* **What you will do**
Tally the lines in the data that follows that include the word "brengen", and report nothing but the total.

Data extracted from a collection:
## Begin

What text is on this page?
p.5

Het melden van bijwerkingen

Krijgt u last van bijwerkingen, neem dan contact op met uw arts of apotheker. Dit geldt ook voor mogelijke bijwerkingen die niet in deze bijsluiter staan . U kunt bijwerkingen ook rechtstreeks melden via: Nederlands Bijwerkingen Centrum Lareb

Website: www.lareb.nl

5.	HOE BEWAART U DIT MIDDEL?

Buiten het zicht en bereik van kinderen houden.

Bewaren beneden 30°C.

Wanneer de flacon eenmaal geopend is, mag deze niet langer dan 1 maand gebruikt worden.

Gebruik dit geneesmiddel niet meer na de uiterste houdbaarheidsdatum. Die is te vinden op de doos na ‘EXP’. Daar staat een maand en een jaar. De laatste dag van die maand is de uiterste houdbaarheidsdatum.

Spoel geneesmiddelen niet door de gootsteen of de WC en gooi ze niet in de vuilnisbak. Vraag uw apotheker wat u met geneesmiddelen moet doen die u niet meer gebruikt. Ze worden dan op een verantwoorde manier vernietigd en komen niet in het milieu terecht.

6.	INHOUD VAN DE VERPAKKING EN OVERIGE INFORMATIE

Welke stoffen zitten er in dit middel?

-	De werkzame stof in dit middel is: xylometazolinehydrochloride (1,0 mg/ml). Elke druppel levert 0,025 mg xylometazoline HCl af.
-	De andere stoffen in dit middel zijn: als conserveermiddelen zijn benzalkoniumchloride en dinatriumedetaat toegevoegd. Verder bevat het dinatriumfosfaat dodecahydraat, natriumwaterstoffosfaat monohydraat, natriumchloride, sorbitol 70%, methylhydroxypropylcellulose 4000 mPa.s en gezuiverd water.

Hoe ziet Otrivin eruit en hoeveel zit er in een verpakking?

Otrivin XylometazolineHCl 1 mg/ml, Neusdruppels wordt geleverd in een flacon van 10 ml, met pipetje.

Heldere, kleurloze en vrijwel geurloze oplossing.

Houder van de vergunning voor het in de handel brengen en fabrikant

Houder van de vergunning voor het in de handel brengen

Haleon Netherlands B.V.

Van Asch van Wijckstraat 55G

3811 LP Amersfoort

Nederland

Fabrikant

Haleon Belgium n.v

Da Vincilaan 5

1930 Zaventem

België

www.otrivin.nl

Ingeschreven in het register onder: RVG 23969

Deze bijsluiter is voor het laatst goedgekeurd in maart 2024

## End
## Begin

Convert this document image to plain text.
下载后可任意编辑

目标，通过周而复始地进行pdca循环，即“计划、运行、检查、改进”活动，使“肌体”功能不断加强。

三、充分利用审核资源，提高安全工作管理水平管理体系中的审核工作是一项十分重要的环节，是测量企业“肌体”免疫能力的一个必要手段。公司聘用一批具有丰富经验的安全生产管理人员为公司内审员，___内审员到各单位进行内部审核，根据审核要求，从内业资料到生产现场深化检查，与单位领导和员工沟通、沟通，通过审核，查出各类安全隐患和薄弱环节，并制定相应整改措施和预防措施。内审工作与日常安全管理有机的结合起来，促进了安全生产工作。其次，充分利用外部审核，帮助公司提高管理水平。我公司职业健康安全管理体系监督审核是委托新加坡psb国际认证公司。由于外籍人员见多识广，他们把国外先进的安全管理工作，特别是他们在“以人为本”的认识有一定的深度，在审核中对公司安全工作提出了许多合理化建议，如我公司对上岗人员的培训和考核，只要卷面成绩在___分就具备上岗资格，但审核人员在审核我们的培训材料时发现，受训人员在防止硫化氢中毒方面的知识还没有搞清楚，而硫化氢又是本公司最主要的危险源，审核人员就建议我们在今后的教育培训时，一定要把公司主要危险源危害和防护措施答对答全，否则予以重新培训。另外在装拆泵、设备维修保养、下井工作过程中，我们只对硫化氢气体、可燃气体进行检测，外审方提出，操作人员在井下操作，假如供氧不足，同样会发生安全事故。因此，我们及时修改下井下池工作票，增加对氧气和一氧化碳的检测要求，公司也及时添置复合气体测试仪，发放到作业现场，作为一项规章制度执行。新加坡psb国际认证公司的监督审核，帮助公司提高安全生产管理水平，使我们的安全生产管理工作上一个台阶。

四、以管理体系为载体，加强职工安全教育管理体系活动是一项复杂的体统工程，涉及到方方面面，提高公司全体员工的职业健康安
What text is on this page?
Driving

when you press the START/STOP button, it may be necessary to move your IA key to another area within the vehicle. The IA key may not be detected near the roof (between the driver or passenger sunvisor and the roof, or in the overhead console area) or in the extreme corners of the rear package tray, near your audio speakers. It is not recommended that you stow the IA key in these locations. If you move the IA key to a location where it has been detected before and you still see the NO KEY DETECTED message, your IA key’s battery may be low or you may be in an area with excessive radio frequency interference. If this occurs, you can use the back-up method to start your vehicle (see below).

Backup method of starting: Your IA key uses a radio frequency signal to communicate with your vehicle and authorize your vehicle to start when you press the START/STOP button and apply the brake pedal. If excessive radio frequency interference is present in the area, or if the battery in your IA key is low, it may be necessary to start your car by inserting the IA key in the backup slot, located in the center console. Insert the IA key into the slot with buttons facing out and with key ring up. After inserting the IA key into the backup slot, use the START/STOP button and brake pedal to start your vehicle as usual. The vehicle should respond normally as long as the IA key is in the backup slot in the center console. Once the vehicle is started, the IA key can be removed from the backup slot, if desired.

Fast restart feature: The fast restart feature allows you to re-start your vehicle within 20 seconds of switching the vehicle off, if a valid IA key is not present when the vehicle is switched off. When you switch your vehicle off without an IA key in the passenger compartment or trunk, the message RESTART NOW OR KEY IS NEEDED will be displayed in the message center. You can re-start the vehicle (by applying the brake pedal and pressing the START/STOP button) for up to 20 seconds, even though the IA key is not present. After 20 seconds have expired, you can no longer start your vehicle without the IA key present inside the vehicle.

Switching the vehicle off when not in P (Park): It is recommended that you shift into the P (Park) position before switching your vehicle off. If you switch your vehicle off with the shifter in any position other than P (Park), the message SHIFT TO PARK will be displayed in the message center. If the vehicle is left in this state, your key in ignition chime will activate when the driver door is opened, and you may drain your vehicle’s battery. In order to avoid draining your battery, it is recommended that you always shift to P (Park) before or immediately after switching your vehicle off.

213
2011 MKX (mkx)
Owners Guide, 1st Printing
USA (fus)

## End

* **Task solution**
2